>>
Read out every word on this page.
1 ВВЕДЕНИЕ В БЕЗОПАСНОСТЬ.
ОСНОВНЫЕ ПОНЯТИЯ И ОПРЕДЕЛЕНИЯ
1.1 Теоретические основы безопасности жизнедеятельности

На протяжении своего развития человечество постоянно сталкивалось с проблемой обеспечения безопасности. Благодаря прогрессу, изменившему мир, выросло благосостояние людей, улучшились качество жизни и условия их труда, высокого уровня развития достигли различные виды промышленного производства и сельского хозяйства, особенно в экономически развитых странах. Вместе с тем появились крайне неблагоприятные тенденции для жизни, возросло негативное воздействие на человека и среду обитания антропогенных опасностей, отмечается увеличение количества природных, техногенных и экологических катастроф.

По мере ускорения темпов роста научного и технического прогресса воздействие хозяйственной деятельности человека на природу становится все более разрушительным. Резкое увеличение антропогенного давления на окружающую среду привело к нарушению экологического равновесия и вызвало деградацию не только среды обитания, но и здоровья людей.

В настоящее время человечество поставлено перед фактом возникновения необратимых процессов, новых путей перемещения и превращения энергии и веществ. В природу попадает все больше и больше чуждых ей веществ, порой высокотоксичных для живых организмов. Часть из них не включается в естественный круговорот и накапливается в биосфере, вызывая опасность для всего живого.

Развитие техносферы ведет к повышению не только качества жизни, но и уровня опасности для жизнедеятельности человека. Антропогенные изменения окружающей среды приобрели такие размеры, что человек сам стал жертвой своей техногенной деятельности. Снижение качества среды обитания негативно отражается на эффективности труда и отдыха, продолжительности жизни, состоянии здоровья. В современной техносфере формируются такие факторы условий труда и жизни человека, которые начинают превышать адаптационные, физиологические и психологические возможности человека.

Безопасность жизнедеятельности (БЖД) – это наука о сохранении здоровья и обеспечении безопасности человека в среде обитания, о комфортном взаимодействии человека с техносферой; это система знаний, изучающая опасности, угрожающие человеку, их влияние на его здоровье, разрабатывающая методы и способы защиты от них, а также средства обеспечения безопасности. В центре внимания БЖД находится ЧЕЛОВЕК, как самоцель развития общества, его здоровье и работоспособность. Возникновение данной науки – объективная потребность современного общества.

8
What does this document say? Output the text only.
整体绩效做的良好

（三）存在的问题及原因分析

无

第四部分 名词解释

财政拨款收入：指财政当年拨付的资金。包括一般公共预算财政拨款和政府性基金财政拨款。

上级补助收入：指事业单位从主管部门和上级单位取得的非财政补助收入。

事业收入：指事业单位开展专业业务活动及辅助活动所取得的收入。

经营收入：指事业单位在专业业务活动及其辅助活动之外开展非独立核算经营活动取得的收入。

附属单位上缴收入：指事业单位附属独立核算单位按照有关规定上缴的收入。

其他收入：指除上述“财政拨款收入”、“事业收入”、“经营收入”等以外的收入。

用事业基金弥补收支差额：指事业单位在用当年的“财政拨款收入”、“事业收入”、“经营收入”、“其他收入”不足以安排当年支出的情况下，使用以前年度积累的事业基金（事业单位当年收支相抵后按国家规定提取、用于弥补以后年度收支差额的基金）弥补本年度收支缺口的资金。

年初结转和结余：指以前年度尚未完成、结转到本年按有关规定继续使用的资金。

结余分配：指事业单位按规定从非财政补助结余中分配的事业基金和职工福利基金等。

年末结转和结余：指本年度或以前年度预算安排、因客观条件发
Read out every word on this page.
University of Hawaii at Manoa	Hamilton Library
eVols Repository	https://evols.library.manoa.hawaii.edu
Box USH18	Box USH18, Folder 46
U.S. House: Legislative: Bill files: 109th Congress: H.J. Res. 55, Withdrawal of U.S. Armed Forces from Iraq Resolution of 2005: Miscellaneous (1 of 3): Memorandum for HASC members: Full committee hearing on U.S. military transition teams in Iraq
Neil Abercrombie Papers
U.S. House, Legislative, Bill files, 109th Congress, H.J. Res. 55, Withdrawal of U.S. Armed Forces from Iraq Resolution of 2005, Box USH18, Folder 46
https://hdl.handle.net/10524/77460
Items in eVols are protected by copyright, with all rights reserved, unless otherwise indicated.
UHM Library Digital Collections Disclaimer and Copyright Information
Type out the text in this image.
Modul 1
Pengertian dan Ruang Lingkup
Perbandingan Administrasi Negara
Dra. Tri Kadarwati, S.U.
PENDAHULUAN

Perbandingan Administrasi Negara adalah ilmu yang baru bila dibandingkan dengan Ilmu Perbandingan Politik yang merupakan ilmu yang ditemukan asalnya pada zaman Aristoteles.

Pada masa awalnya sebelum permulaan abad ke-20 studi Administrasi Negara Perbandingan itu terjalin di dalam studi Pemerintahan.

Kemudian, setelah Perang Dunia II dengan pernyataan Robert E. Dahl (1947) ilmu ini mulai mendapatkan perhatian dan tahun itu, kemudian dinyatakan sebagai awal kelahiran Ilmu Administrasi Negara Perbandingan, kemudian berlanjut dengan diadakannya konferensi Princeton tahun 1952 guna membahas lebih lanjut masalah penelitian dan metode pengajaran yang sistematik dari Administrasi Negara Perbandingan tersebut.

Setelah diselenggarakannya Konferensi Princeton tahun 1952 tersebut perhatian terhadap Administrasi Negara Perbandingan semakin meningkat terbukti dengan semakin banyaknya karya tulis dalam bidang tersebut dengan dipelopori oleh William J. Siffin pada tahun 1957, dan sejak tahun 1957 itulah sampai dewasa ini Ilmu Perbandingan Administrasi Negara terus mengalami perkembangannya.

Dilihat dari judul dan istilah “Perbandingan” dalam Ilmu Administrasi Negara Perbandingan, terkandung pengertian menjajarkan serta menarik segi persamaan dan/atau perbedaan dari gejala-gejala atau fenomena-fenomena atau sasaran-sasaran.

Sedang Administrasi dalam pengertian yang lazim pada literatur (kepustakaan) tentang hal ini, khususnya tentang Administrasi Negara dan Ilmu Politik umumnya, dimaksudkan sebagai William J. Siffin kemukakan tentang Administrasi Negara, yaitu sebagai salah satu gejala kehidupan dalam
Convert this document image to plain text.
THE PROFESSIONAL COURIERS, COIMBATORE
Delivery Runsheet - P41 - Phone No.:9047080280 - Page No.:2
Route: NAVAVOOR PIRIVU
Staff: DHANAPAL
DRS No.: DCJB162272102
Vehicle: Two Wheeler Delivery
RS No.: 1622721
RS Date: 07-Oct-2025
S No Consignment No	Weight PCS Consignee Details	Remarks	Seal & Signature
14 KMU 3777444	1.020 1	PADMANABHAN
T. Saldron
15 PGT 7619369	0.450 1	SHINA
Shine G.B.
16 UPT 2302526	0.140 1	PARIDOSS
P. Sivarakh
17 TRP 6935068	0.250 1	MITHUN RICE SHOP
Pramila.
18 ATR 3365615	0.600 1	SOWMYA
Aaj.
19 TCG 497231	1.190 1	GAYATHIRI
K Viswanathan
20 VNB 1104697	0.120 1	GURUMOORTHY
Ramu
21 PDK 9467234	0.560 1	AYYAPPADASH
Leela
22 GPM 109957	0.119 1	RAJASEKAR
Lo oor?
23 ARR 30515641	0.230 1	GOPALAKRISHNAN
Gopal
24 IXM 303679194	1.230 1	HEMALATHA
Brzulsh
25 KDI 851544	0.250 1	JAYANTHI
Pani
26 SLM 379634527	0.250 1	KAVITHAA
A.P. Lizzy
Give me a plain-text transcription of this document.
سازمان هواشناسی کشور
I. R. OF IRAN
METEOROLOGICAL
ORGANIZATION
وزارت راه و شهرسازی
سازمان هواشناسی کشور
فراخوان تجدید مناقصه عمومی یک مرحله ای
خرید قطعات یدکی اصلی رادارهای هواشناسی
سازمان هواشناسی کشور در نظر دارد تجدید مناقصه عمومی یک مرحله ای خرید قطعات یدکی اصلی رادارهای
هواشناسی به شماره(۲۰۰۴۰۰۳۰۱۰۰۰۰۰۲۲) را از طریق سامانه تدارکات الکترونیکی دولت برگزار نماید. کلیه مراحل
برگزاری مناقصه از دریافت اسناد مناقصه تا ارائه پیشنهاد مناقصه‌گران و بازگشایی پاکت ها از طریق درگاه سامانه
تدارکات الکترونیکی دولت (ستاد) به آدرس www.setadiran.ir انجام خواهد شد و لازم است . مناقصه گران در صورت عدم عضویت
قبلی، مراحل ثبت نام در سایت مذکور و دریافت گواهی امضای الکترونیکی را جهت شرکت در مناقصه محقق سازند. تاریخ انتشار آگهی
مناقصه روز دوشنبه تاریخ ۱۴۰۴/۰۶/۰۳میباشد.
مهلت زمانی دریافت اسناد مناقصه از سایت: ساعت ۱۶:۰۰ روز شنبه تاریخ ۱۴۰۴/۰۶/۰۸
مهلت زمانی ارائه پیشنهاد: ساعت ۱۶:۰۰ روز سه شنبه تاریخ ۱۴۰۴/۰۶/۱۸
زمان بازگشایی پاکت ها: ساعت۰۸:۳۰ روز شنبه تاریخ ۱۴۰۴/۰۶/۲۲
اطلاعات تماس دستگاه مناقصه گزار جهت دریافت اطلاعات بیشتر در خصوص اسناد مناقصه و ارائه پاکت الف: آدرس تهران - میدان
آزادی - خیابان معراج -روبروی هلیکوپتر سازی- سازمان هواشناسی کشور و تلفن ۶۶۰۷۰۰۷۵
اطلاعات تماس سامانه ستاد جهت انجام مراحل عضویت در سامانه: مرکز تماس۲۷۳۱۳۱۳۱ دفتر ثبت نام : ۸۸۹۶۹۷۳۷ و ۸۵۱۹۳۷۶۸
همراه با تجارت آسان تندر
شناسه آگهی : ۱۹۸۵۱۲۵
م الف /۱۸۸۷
<<
Challenge
Read the entries and show each line that mentions "پیشنهاد".

Right answer
برگزاری مناقصه از دریافت اسناد مناقصه تا ارائه پیشنهاد مناقصه‌گران و بازگشایی پاکت ها از طریق درگاه سامانه
مهلت زمانی ارائه پیشنهاد: ساعت ۱۶:۰۰ روز سه شنبه تاریخ ۱۴۰۴/۰۶/۱۸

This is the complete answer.